## Given request
Tell how many lines in these records contain the string "กษาพ", with only the number as the reply.

## Provided data

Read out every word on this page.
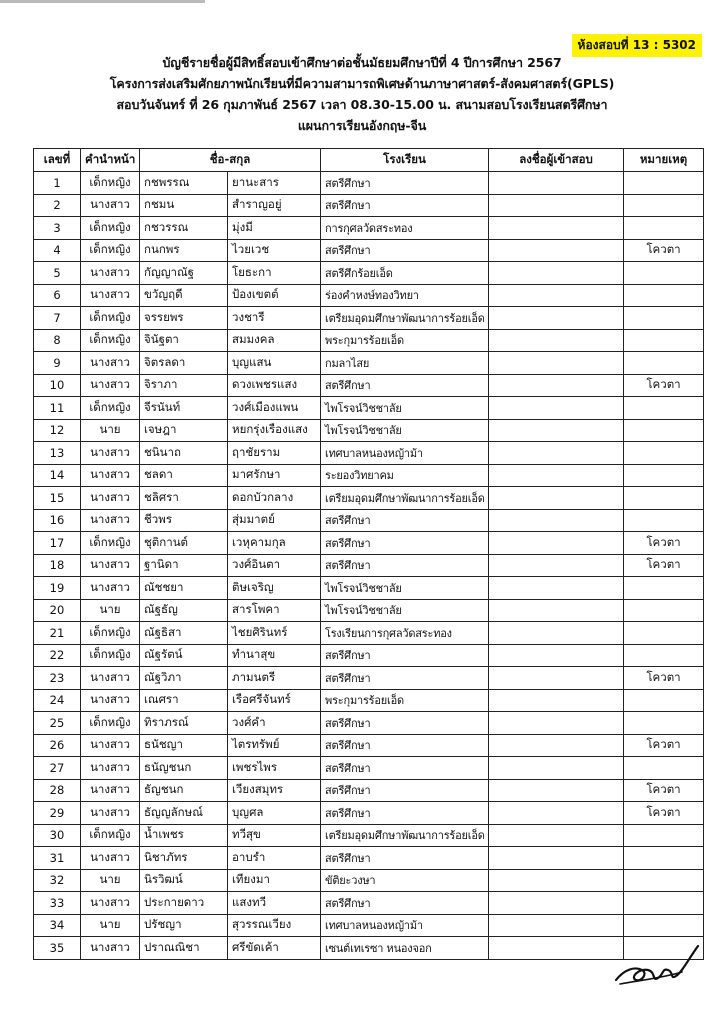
ห้องสอบที่ 13 : 5302
บัญชีรายชื่อผู้มีสิทธิ์สอบเข้าศึกษาต่อชั้นมัธยมศึกษาปีที่ 4 ปีการศึกษา 2567
โครงการส่งเสริมศักยภาพนักเรียนที่มีความสามารถพิเศษด้านภาษาศาสตร์-สังคมศาสตร์(GPLS)
สอบวันจันทร์ ที่ 26 กุมภาพันธ์ 2567 เวลา 08.30-15.00 น. สนามสอบโรงเรียนสตรีศึกษา
แผนการเรียนอังกฤษ-จีน
เลขที่	คำนำหน้า	ชื่อ-สกุล		โรงเรียน	ลงชื่อผู้เข้าสอบ	หมายเหตุ
1	เด็กหญิง	กชพรรณ	ยานะสาร	สตรีศึกษา		
2	นางสาว	กชมน	สำราญอยู่	สตรีศึกษา		
3	เด็กหญิง	กชวรรณ	มุ่งมี	การกุศลวัดสระทอง		
4	เด็กหญิง	กนกพร	ไวยเวช	สตรีศึกษา		โควตา
5	นางสาว	กัญญาณัฐ	โยธะกา	สตรีศึกร้อยเอ็ด		
6	นางสาว	ขวัญฤดี	ป้องเขตต์	ร่องคำหงษ์ทองวิทยา		
7	เด็กหญิง	จรรยพร	วงชารี	เตรียมอุดมศึกษาพัฒนาการร้อยเอ็ด		
8	เด็กหญิง	จินัฐตา	สมมงคล	พระกุมารร้อยเอ็ด		
9	นางสาว	จิตรลดา	บุญแสน	กมลาไสย		
10	นางสาว	จิราภา	ดวงเพชรแสง	สตรีศึกษา		โควตา
11	เด็กหญิง	จีรนันท์	วงศ์เมืองแพน	ไพโรจน์วิชชาลัย		
12	นาย	เจษฎา	หยกรุ่งเรืองแสง	ไพโรจน์วิชชาลัย		
13	นางสาว	ชนินาถ	ฤาชัยราม	เทศบาลหนองหญ้าม้า		
14	นางสาว	ชลดา	มาศรักษา	ระยองวิทยาคม		
15	นางสาว	ชลิศรา	ดอกบัวกลาง	เตรียมอุดมศึกษาพัฒนาการร้อยเอ็ด		
16	นางสาว	ชีวพร	สุ่มมาตย์	สตรีศึกษา		
17	เด็กหญิง	ชุติกานต์	เวหุคามกุล	สตรีศึกษา		โควตา
18	นางสาว	ฐานิดา	วงศ์อินตา	สตรีศึกษา		โควตา
19	นางสาว	ณัชชยา	ติษเจริญ	ไพโรจน์วิชชาลัย		
20	นาย	ณัฐธัญ	สารโพคา	ไพโรจน์วิชชาลัย		
21	เด็กหญิง	ณัฐธิสา	ไชยศิรินทร์	โรงเรียนการกุศลวัดสระทอง		
22	เด็กหญิง	ณัฐรัตน์	ทำนาสุข	สตรีศึกษา		
23	นางสาว	ณัฐวิภา	ภามนตรี	สตรีศึกษา		โควตา
24	นางสาว	เณศรา	เรือศรีจันทร์	พระกุมารร้อยเอ็ด		
25	เด็กหญิง	ทิราภรณ์	วงศ์คำ	สตรีศึกษา		
26	นางสาว	ธนัชญา	ไตรทรัพย์	สตรีศึกษา		โควตา
27	นางสาว	ธนัญชนก	เพชรไพร	สตรีศึกษา		
28	นางสาว	ธัญชนก	เวียงสมุทร	สตรีศึกษา		โควตา
29	นางสาว	ธัญญลักษณ์	บุญศล	สตรีศึกษา		โควตา
30	เด็กหญิง	น้ำเพชร	ทวีสุข	เตรียมอุดมศึกษาพัฒนาการร้อยเอ็ด		
31	นางสาว	นิชาภัทร	อาบรำ	สตรีศึกษา		
32	นาย	นิรวิฒน์	เทียงมา	ขัติยะวงษา		
33	นางสาว	ประกายดาว	แสงทวี	สตรีศึกษา		
34	นาย	ปรัชญา	สุวรรณเวียง	เทศบาลหนองหญ้าม้า		
35	นางสาว	ปราณณิชา	ศรีขัดเค้า	เซนต์เทเรซา หนองจอก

## Output of the task
3